▶ _RECORDS SHOWN_
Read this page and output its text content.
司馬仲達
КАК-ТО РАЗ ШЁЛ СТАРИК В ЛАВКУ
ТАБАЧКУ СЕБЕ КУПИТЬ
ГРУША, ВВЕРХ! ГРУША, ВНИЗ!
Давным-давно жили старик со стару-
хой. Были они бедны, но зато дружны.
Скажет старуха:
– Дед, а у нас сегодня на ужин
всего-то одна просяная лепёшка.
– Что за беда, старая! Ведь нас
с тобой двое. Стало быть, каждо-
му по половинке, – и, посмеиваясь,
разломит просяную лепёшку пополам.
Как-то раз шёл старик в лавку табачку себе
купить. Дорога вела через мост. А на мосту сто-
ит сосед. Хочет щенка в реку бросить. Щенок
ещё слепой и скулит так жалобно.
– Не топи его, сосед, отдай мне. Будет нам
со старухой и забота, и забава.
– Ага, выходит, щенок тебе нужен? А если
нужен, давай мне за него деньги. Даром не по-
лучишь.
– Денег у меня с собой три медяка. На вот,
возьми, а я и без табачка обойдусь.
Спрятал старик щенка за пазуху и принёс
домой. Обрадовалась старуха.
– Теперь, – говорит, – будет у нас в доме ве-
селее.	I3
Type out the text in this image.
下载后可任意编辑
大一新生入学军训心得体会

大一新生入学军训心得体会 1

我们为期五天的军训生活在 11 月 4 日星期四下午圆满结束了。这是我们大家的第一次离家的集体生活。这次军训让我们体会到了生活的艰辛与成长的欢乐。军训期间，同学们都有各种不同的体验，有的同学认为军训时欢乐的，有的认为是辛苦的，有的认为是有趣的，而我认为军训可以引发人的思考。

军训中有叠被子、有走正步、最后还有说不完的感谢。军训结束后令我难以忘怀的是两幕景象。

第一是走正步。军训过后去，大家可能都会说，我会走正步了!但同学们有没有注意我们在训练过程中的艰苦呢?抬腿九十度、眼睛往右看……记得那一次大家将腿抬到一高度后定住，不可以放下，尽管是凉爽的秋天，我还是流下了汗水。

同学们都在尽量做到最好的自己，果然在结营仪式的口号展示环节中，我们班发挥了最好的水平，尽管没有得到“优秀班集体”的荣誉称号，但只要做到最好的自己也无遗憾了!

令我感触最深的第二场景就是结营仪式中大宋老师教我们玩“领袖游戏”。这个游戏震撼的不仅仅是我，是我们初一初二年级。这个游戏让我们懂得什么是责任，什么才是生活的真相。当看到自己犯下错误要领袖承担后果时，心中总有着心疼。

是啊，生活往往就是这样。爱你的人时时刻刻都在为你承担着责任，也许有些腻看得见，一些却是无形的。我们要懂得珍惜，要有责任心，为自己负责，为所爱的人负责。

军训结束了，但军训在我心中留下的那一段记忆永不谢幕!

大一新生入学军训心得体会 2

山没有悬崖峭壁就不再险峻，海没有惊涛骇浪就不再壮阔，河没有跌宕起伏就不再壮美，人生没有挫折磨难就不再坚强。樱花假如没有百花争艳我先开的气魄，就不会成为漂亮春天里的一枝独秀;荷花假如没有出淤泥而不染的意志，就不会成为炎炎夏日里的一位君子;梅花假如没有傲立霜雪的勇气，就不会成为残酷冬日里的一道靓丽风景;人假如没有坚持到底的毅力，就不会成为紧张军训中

▶ _INSTRUCTIONS TO FOLLOW_
Copy each entry exactly, with nothing added or dropped.

▶ _ANSWER TO THIS TASK_
Read this page and output its text content.
司馬仲達
КАК-ТО РАЗ ШЁЛ СТАРИК В ЛАВКУ
ТАБАЧКУ СЕБЕ КУПИТЬ
ГРУША, ВВЕРХ! ГРУША, ВНИЗ!
Давным-давно жили старик со стару-
хой. Были они бедны, но зато дружны.
Скажет старуха:
– Дед, а у нас сегодня на ужин
всего-то одна просяная лепёшка.
– Что за беда, старая! Ведь нас
с тобой двое. Стало быть, каждо-
му по половинке, – и, посмеиваясь,
разломит просяную лепёшку пополам.
Как-то раз шёл старик в лавку табачку себе
купить. Дорога вела через мост. А на мосту сто-
ит сосед. Хочет щенка в реку бросить. Щенок
ещё слепой и скулит так жалобно.
– Не топи его, сосед, отдай мне. Будет нам
со старухой и забота, и забава.
– Ага, выходит, щенок тебе нужен? А если
нужен, давай мне за него деньги. Даром не по-
лучишь.
– Денег у меня с собой три медяка. На вот,
возьми, а я и без табачка обойдусь.
Спрятал старик щенка за пазуху и принёс
домой. Обрадовалась старуха.
– Теперь, – говорит, – будет у нас в доме ве-
селее.	I3
Type out the text in this image.
下载后可任意编辑
大一新生入学军训心得体会

大一新生入学军训心得体会 1

我们为期五天的军训生活在 11 月 4 日星期四下午圆满结束了。这是我们大家的第一次离家的集体生活。这次军训让我们体会到了生活的艰辛与成长的欢乐。军训期间，同学们都有各种不同的体验，有的同学认为军训时欢乐的，有的认为是辛苦的，有的认为是有趣的，而我认为军训可以引发人的思考。

军训中有叠被子、有走正步、最后还有说不完的感谢。军训结束后令我难以忘怀的是两幕景象。

第一是走正步。军训过后去，大家可能都会说，我会走正步了!但同学们有没有注意我们在训练过程中的艰苦呢?抬腿九十度、眼睛往右看……记得那一次大家将腿抬到一高度后定住，不可以放下，尽管是凉爽的秋天，我还是流下了汗水。

同学们都在尽量做到最好的自己，果然在结营仪式的口号展示环节中，我们班发挥了最好的水平，尽管没有得到“优秀班集体”的荣誉称号，但只要做到最好的自己也无遗憾了!

令我感触最深的第二场景就是结营仪式中大宋老师教我们玩“领袖游戏”。这个游戏震撼的不仅仅是我，是我们初一初二年级。这个游戏让我们懂得什么是责任，什么才是生活的真相。当看到自己犯下错误要领袖承担后果时，心中总有着心疼。

是啊，生活往往就是这样。爱你的人时时刻刻都在为你承担着责任，也许有些腻看得见，一些却是无形的。我们要懂得珍惜，要有责任心，为自己负责，为所爱的人负责。

军训结束了，但军训在我心中留下的那一段记忆永不谢幕!

大一新生入学军训心得体会 2

山没有悬崖峭壁就不再险峻，海没有惊涛骇浪就不再壮阔，河没有跌宕起伏就不再壮美，人生没有挫折磨难就不再坚强。樱花假如没有百花争艳我先开的气魄，就不会成为漂亮春天里的一枝独秀;荷花假如没有出淤泥而不染的意志，就不会成为炎炎夏日里的一位君子;梅花假如没有傲立霜雪的勇气，就不会成为残酷冬日里的一道靓丽风景;人假如没有坚持到底的毅力，就不会成为紧张军训中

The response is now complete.